* _Exercise details_
Transcribe the records exactly. Pictures do not belong in the transcription.

## Start Dataset extract

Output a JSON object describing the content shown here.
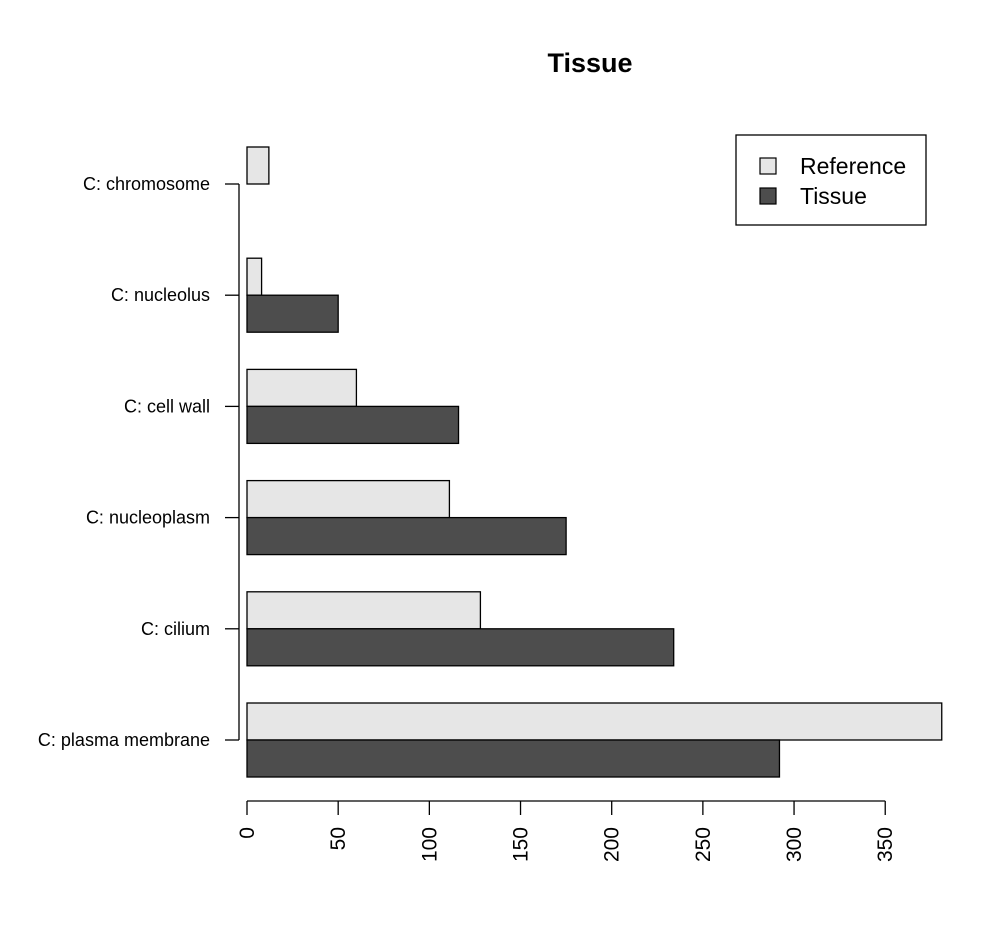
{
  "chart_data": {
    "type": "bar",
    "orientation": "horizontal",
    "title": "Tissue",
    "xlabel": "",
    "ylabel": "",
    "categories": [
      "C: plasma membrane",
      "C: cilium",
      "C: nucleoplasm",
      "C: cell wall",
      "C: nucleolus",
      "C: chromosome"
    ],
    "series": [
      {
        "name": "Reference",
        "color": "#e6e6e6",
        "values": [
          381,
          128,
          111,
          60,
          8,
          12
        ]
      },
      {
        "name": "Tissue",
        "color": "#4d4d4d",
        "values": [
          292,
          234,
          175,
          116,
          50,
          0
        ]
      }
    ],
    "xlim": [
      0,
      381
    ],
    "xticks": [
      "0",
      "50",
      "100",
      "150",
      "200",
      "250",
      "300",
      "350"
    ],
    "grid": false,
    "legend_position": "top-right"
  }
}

## End Dataset extract

* _Answer below_
Output a JSON object describing the content shown here.
{
  "chart_data": {
    "type": "bar",
    "orientation": "horizontal",
    "title": "Tissue",
    "xlabel": "",
    "ylabel": "",
    "categories": [
      "C: plasma membrane",
      "C: cilium",
      "C: nucleoplasm",
      "C: cell wall",
      "C: nucleolus",
      "C: chromosome"
    ],
    "series": [
      {
        "name": "Reference",
        "color": "#e6e6e6",
        "values": [
          381,
          128,
          111,
          60,
          8,
          12
        ]
      },
      {
        "name": "Tissue",
        "color": "#4d4d4d",
        "values": [
          292,
          234,
          175,
          116,
          50,
          0
        ]
      }
    ],
    "xlim": [
      0,
      381
    ],
    "xticks": [
      "0",
      "50",
      "100",
      "150",
      "200",
      "250",
      "300",
      "350"
    ],
    "grid": false,
    "legend_position": "top-right"
  }
}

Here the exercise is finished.